Exercise objective
List each line of the data in which the string "Liebe" appears.

■ ■ ■ ■ ■ ■ ■

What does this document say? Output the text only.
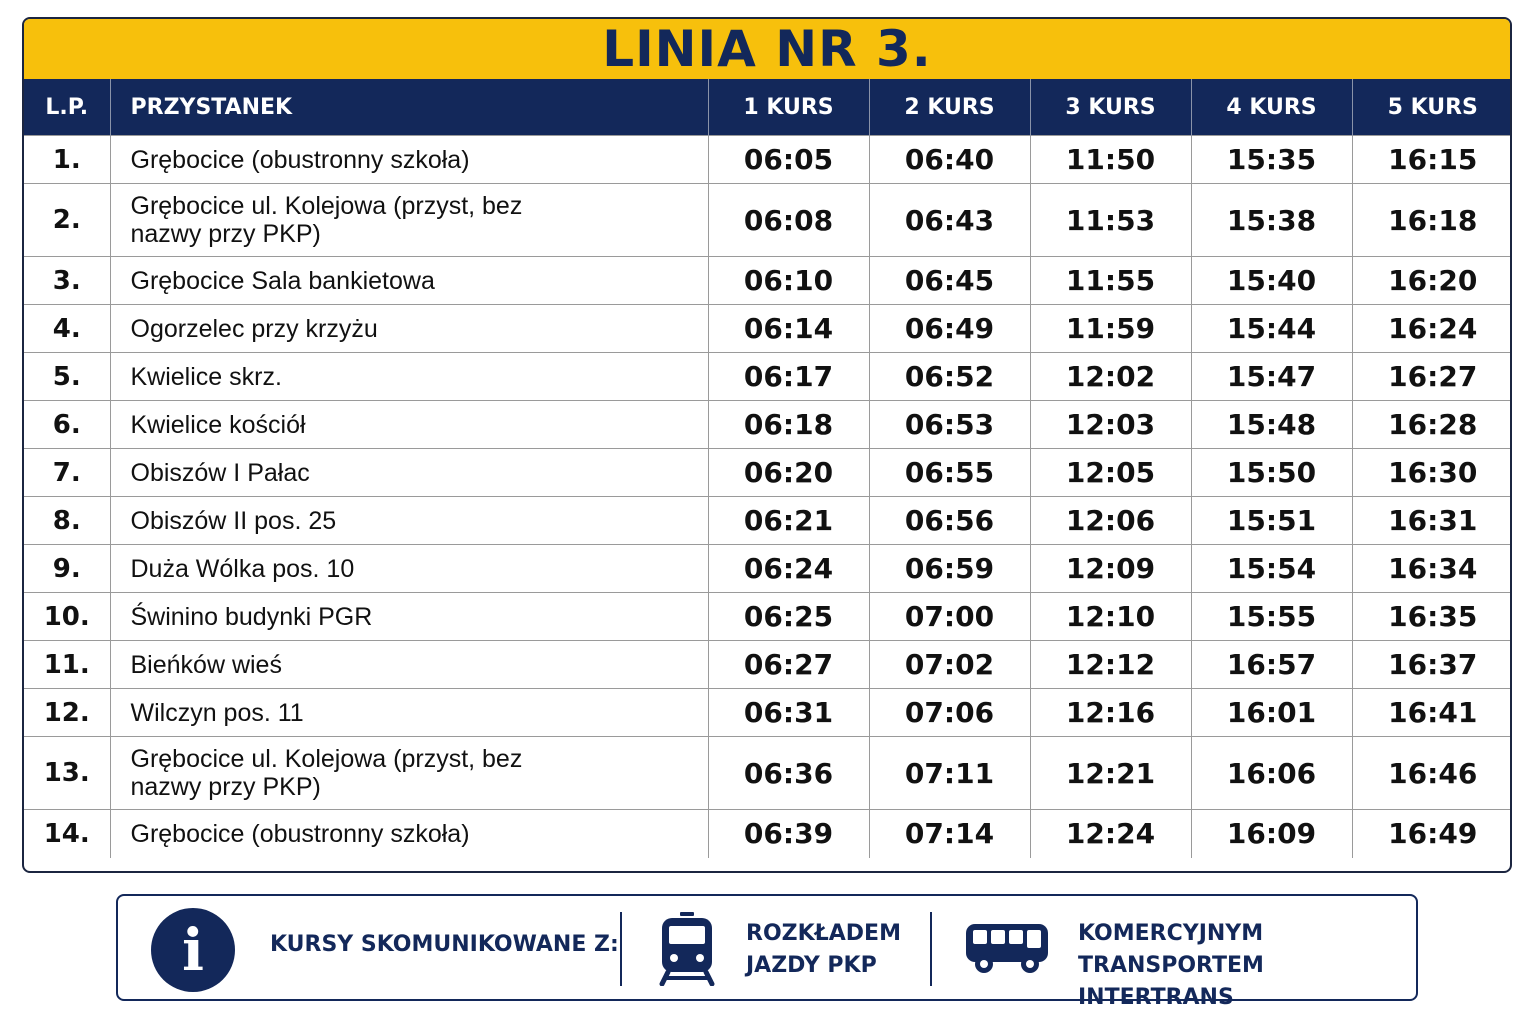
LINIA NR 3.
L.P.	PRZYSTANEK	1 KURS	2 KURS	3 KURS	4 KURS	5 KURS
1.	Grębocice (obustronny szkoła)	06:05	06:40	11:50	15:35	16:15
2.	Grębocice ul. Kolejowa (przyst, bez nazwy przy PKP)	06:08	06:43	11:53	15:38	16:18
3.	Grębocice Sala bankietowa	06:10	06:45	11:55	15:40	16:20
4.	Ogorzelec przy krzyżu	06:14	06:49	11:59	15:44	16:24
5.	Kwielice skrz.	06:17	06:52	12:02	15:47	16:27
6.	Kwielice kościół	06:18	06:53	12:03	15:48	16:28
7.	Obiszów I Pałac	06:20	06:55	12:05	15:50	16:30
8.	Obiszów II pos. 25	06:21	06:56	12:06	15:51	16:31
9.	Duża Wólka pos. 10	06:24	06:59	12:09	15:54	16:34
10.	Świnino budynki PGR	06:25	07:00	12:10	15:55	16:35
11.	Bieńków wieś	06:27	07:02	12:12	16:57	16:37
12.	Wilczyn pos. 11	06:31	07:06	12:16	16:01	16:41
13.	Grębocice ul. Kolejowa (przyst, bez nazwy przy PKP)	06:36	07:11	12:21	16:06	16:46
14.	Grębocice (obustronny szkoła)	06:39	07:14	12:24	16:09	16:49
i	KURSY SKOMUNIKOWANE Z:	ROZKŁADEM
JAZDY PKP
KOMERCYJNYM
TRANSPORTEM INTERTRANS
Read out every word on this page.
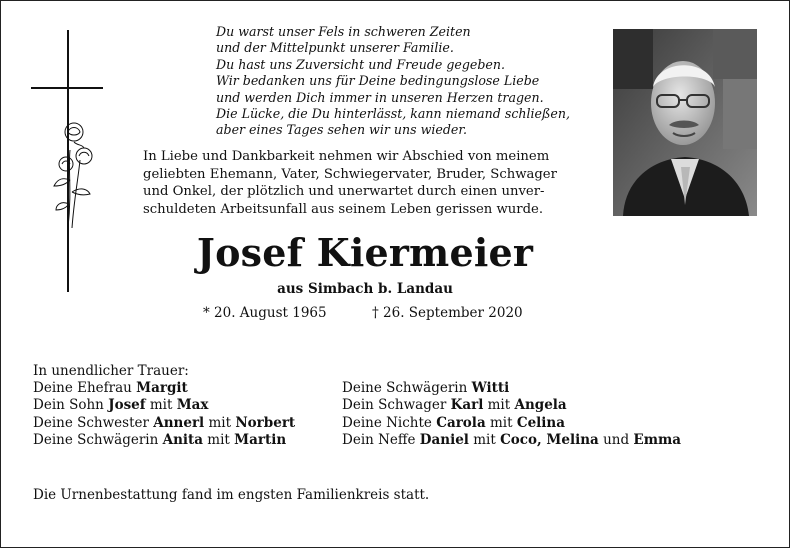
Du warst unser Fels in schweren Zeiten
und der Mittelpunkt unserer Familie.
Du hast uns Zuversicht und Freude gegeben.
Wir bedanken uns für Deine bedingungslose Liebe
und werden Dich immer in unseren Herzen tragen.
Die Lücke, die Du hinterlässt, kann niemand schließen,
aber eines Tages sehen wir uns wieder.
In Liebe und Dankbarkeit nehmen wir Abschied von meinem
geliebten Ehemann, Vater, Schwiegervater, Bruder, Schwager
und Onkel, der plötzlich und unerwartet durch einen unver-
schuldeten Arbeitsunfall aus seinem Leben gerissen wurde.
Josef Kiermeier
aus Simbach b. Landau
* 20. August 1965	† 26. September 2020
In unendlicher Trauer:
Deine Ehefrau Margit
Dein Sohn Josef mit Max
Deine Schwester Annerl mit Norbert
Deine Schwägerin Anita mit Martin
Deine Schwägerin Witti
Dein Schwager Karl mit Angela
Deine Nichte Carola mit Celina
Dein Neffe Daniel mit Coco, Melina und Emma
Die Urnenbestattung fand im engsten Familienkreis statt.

■ ■ ■ ■ ■ ■ ■

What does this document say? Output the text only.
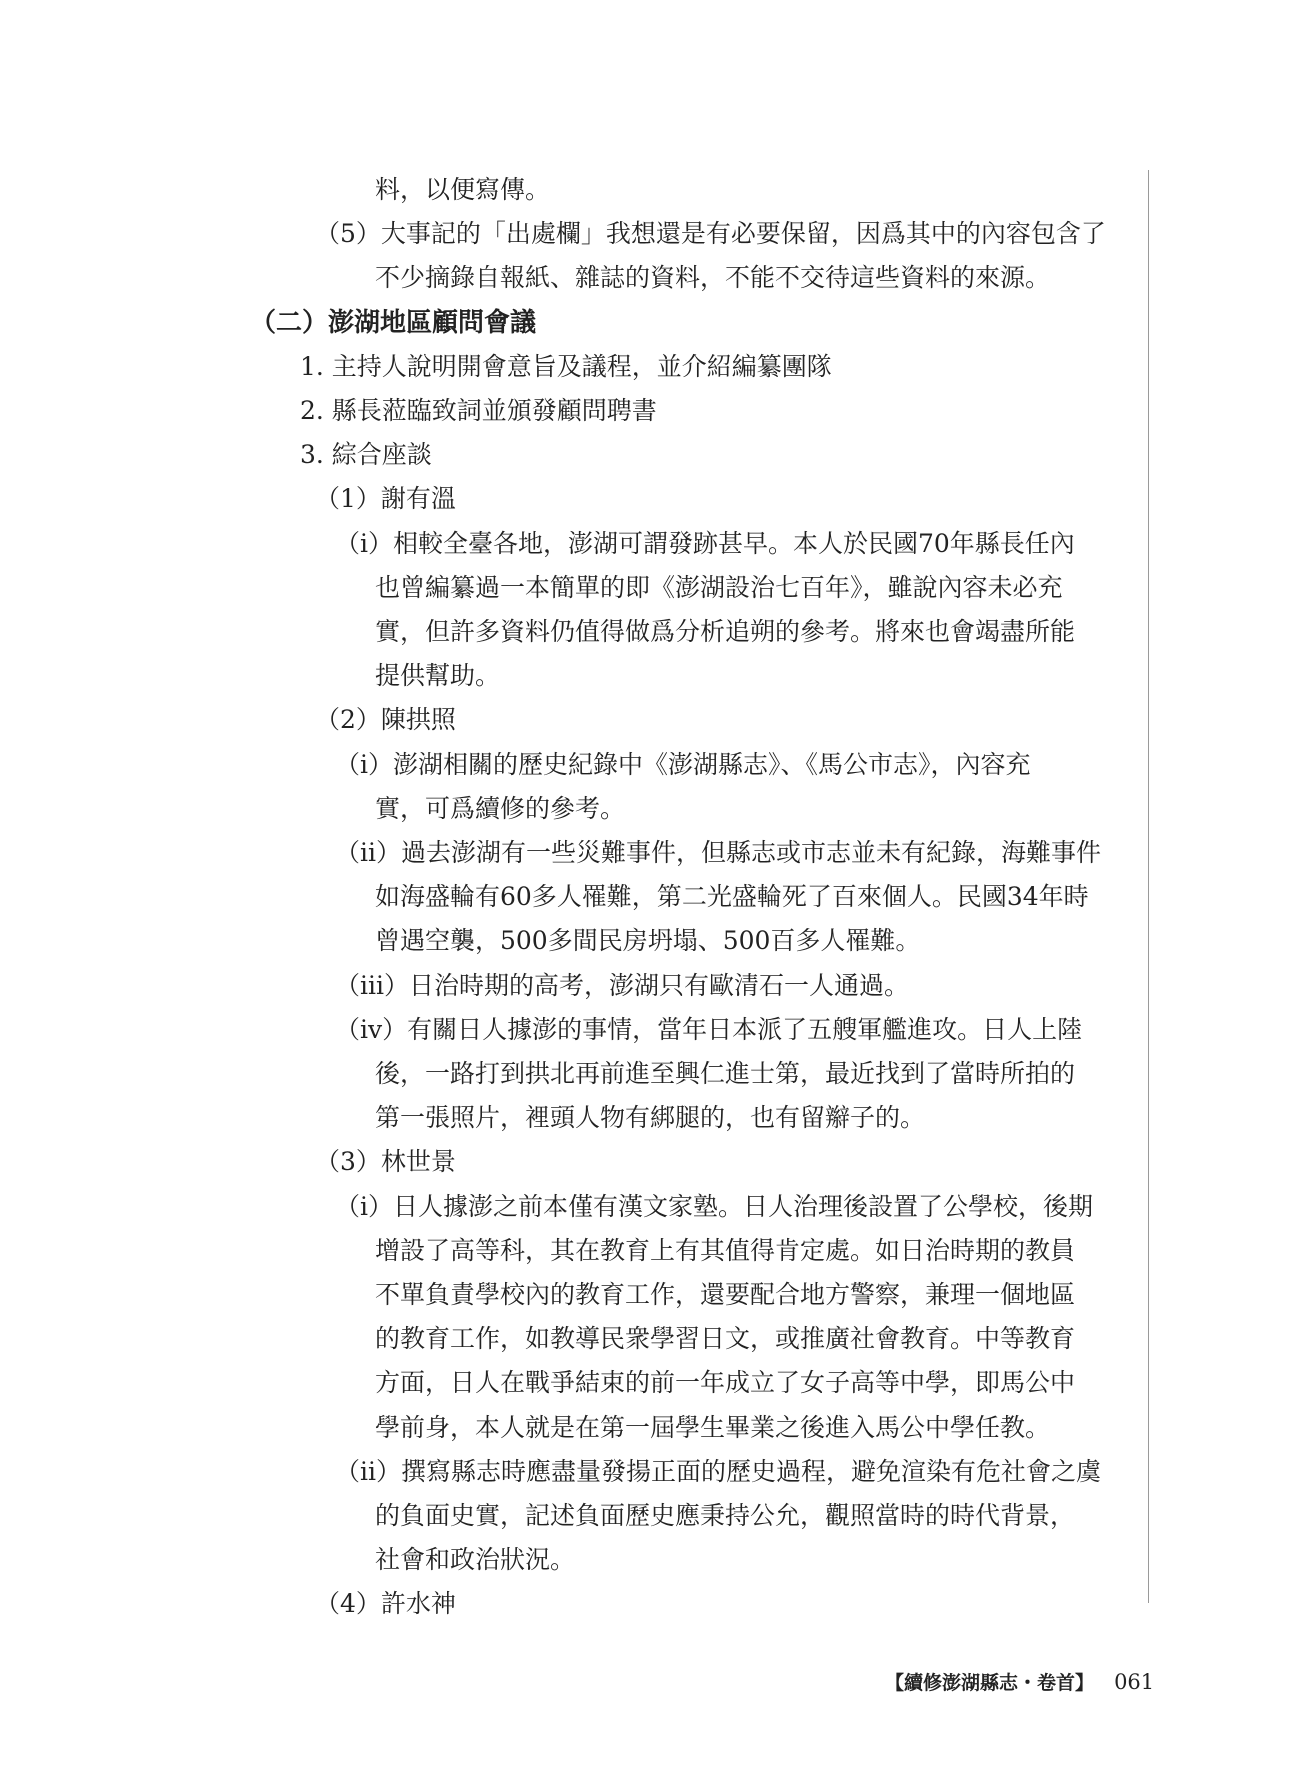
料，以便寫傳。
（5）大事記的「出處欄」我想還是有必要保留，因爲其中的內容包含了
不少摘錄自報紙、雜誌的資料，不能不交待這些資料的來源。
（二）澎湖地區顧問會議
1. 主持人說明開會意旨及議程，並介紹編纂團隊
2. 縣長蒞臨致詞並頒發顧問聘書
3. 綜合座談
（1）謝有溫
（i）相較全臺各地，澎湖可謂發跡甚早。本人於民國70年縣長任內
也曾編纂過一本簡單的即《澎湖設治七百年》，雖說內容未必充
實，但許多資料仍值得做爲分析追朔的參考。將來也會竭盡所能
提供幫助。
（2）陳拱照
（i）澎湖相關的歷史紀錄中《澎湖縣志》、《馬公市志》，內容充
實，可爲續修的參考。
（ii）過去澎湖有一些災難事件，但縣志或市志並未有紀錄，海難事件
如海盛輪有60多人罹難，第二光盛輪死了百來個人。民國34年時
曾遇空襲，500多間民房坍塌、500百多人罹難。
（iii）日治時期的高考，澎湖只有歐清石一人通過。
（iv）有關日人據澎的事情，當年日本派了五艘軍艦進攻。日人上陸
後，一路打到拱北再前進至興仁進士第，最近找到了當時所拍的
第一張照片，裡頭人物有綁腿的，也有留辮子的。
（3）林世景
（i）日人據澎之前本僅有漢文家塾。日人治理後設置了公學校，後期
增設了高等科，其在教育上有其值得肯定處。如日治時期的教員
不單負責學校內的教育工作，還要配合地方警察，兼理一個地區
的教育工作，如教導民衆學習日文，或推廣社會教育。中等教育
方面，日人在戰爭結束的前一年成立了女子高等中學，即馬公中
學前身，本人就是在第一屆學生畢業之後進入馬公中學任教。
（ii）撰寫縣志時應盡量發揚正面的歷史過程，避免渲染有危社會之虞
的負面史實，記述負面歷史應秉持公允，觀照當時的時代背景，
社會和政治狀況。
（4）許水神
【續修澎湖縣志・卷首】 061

■ ■ ■ ■ ■ ■ ■

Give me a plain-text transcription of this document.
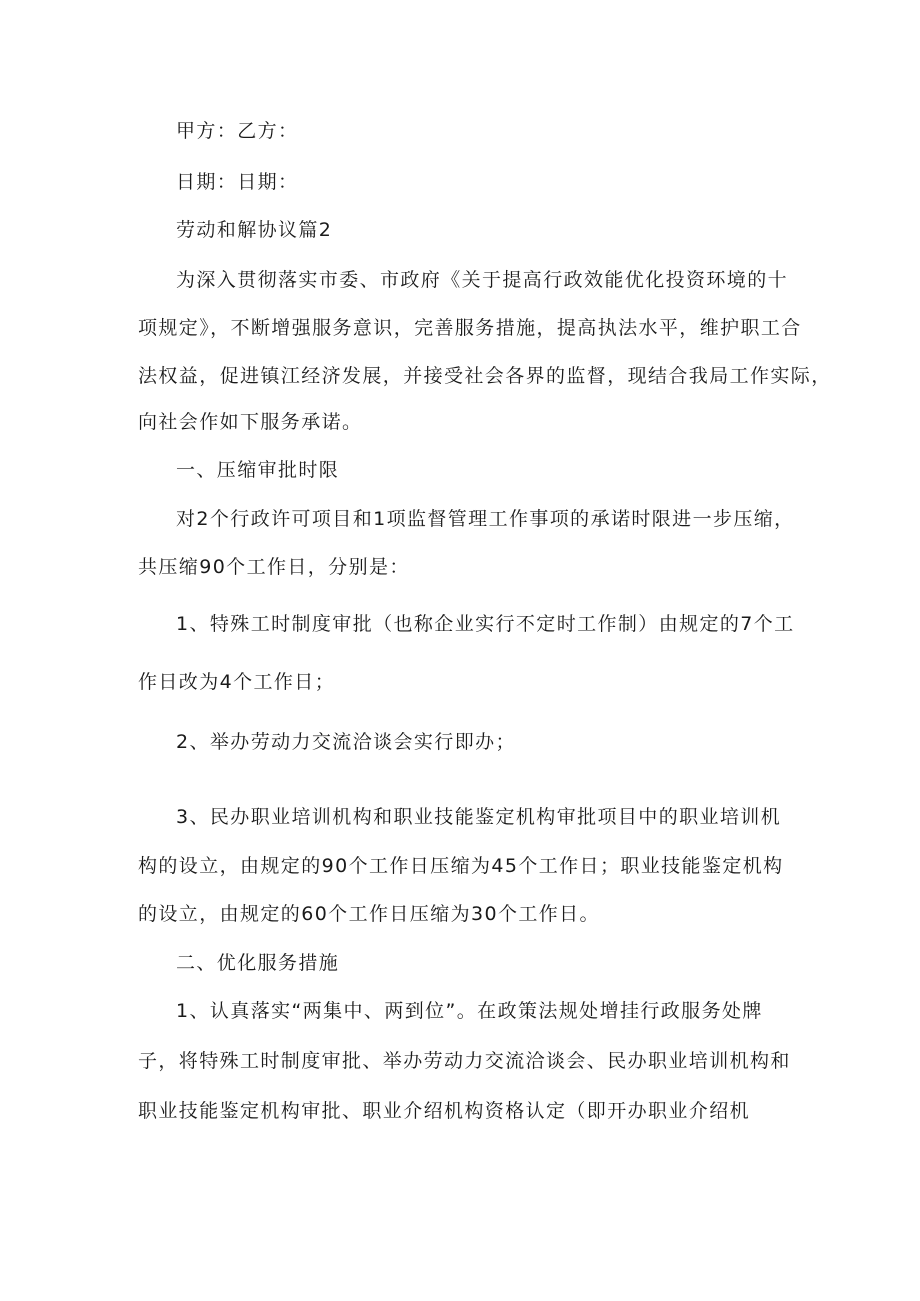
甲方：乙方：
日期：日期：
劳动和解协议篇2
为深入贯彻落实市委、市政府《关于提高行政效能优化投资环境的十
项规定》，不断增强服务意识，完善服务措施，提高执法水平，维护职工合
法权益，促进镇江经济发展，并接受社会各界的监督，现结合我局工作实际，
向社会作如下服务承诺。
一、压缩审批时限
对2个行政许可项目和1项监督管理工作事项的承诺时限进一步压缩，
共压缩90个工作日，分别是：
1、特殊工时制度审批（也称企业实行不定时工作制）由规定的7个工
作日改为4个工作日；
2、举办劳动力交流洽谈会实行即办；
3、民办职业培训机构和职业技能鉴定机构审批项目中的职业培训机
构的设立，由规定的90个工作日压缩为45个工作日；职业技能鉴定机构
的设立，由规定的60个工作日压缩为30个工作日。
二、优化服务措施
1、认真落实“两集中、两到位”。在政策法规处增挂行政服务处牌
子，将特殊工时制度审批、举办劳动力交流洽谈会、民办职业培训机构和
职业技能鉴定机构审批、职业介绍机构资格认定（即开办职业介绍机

■ ■ ■ ■ ■ ■ ■

Expected output
Wir bedanken uns für Deine bedingungslose Liebe
In Liebe und Dankbarkeit nehmen wir Abschied von meinem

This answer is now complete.